- [Exercise instructions] State how many lines of the data contain the word "true", and write nothing besides the number.

[Data tied to figure images]
--- Start ---

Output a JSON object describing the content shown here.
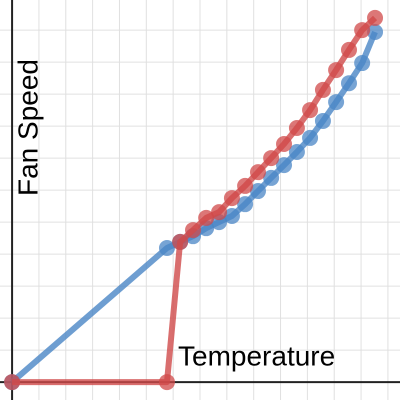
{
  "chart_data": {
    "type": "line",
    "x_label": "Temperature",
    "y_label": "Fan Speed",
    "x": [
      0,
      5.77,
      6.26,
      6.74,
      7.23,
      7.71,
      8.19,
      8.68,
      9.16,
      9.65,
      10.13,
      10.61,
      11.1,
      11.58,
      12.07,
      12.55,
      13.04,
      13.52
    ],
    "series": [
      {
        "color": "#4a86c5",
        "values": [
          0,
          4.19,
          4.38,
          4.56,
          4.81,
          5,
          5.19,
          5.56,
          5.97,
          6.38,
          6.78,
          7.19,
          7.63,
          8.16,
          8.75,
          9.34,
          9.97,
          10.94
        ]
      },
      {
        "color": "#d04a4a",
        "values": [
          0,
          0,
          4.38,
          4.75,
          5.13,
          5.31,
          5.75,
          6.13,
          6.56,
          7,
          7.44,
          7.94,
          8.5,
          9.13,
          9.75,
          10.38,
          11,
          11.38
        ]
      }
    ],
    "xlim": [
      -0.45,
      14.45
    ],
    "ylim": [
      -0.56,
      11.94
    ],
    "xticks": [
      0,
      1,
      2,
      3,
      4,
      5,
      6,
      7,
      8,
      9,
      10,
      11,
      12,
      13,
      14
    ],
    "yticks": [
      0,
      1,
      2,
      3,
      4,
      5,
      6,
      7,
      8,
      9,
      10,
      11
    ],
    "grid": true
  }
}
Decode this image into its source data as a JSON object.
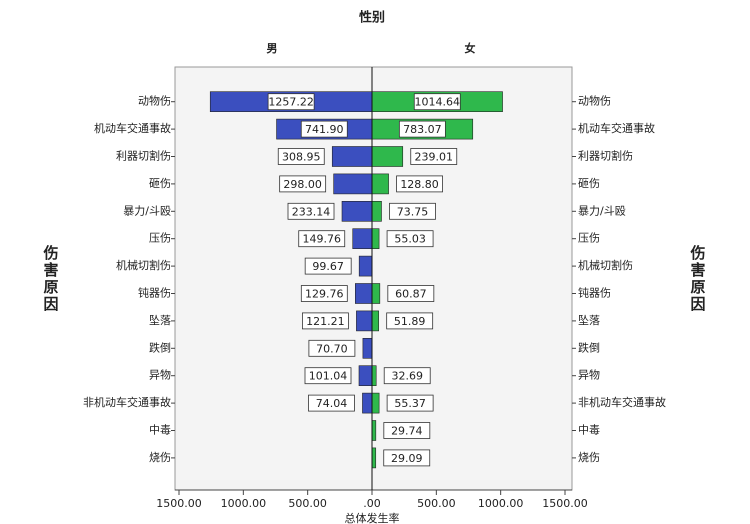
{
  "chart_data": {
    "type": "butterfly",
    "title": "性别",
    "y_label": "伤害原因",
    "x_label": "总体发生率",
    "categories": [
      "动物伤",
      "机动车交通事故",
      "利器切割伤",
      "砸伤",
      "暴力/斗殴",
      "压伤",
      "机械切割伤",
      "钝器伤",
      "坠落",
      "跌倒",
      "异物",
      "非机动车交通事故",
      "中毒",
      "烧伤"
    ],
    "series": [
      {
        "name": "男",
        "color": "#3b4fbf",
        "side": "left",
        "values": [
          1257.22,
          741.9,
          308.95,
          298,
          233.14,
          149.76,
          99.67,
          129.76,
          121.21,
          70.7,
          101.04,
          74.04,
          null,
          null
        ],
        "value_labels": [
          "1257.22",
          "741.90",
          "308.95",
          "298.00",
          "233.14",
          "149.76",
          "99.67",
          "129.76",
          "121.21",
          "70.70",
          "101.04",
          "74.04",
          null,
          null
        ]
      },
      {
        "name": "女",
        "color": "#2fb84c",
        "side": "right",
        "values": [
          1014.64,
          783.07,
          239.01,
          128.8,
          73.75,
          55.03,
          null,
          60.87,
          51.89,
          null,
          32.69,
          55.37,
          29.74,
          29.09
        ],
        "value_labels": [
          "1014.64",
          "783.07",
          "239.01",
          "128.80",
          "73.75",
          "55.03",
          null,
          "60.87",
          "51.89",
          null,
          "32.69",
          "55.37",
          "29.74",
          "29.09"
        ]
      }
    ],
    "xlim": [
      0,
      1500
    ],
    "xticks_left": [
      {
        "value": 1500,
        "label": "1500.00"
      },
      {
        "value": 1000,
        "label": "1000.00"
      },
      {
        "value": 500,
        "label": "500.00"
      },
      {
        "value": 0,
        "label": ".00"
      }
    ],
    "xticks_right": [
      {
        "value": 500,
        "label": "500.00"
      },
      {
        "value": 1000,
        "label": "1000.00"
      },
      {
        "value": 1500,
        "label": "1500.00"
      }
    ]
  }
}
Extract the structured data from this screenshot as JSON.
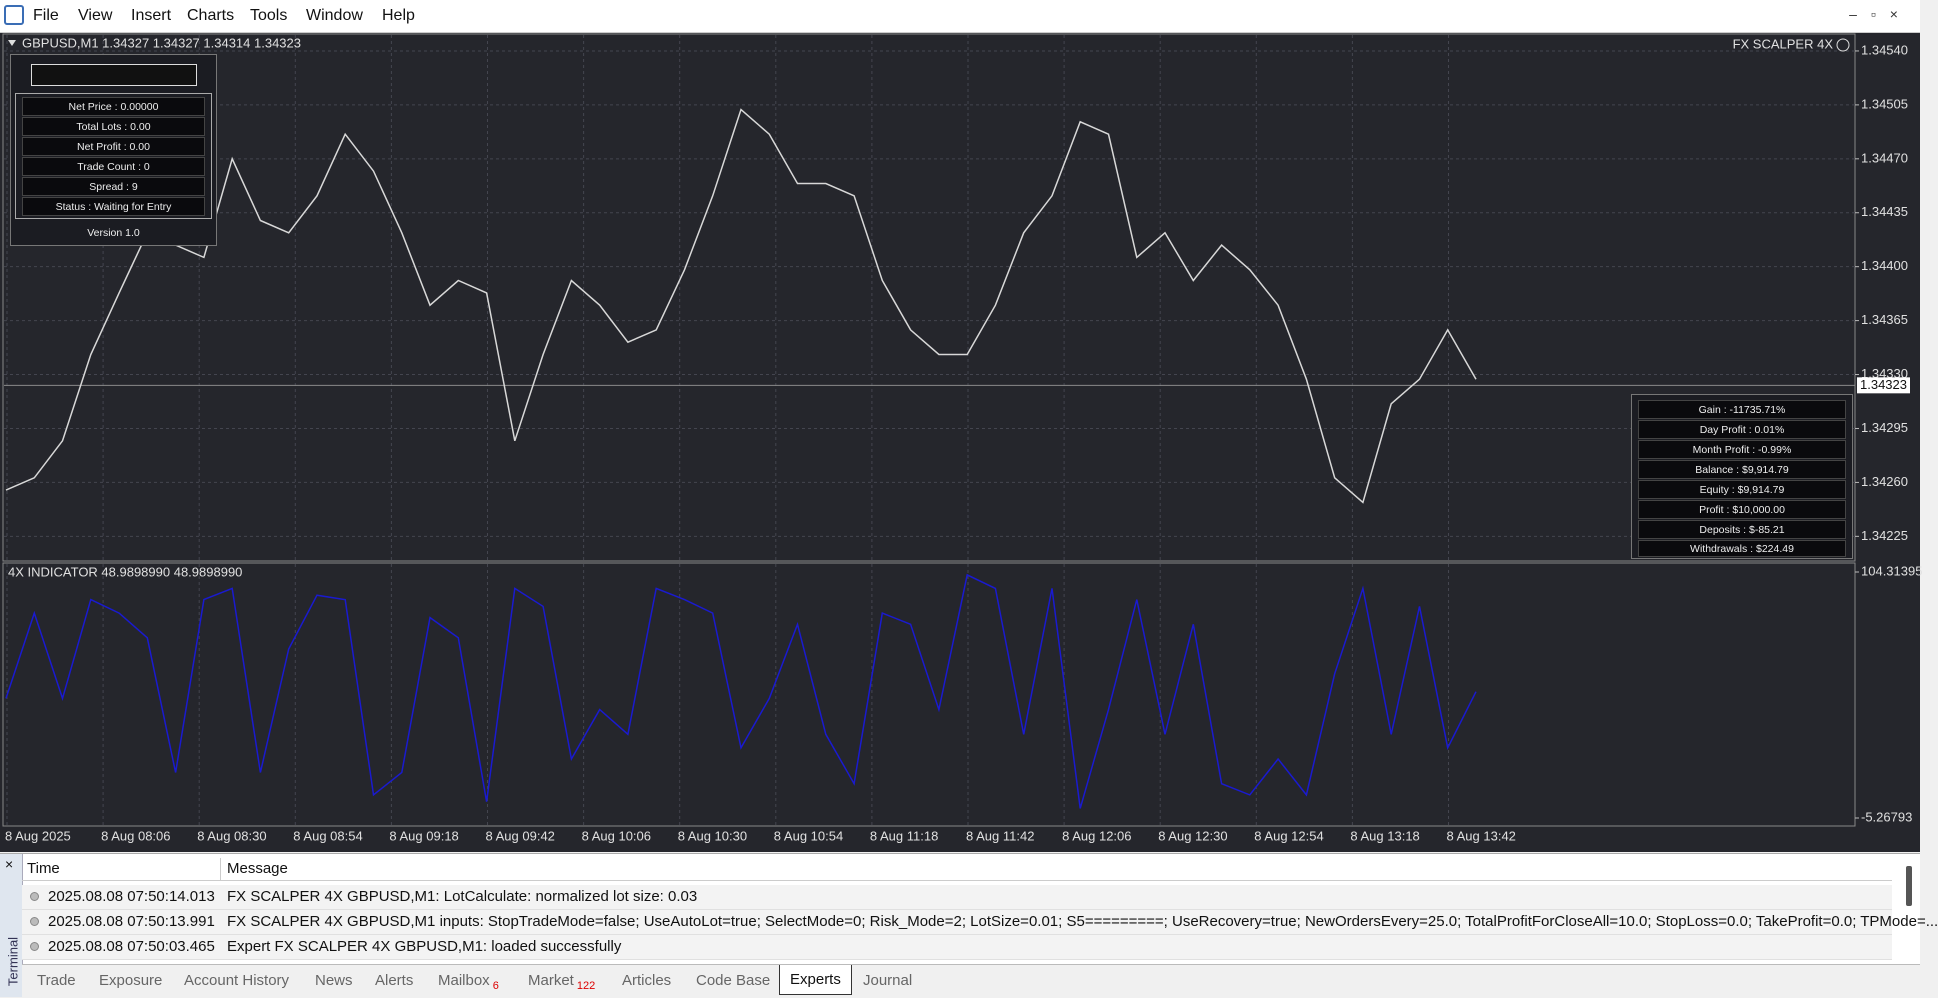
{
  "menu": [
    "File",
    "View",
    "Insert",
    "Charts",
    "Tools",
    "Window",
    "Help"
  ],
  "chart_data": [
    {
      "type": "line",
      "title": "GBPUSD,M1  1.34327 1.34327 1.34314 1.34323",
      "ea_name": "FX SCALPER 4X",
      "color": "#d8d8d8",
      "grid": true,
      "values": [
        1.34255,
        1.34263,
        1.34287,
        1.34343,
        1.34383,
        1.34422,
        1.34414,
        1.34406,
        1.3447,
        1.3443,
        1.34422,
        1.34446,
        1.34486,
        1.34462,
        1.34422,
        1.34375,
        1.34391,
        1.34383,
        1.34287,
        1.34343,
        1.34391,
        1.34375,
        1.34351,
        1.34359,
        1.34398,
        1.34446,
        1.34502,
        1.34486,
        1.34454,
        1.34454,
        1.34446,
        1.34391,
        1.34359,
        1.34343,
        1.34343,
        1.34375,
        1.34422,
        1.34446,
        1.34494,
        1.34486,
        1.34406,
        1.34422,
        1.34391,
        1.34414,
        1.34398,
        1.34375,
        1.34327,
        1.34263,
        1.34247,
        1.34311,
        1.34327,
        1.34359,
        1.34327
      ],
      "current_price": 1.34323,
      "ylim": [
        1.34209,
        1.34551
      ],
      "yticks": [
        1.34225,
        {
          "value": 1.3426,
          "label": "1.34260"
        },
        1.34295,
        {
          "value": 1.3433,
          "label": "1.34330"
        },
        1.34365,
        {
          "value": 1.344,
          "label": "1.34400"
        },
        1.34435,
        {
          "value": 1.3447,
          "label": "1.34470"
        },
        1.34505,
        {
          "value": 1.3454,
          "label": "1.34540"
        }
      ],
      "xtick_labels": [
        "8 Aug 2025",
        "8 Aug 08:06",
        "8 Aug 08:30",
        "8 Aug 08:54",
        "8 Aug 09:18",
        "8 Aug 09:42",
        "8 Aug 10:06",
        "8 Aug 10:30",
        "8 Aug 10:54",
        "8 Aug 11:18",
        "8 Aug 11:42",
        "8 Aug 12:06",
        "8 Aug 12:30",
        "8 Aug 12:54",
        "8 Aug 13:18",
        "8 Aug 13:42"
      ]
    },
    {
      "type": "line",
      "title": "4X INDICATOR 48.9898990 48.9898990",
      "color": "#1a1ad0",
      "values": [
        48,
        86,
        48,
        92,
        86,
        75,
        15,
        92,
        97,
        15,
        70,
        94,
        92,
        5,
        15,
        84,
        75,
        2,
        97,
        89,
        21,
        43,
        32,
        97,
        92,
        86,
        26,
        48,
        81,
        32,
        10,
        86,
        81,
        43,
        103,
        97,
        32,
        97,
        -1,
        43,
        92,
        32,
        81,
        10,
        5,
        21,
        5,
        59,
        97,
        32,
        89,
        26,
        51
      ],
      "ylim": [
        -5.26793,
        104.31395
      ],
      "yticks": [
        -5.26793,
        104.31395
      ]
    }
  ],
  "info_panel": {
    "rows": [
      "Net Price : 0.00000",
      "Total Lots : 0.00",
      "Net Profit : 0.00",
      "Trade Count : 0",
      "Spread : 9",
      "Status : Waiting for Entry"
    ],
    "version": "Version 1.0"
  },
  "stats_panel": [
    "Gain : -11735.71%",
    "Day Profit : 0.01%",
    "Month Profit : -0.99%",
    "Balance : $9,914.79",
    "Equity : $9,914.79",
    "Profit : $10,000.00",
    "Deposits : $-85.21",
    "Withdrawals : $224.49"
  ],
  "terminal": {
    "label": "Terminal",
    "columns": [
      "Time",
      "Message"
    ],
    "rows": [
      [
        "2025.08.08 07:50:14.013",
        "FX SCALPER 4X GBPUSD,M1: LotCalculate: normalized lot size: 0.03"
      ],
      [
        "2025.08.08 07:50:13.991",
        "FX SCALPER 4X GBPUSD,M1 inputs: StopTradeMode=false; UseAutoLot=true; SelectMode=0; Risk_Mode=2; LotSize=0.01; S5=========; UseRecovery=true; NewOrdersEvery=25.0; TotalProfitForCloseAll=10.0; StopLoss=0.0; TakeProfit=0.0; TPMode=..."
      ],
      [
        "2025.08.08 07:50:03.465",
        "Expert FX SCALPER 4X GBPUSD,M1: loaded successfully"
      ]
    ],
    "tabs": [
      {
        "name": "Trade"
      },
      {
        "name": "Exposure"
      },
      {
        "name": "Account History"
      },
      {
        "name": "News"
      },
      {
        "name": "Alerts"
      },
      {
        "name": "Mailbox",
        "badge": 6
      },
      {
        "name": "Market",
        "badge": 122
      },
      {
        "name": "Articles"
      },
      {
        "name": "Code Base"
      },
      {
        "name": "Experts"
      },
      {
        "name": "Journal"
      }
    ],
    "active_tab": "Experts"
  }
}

--- End ---

- [Full output] 3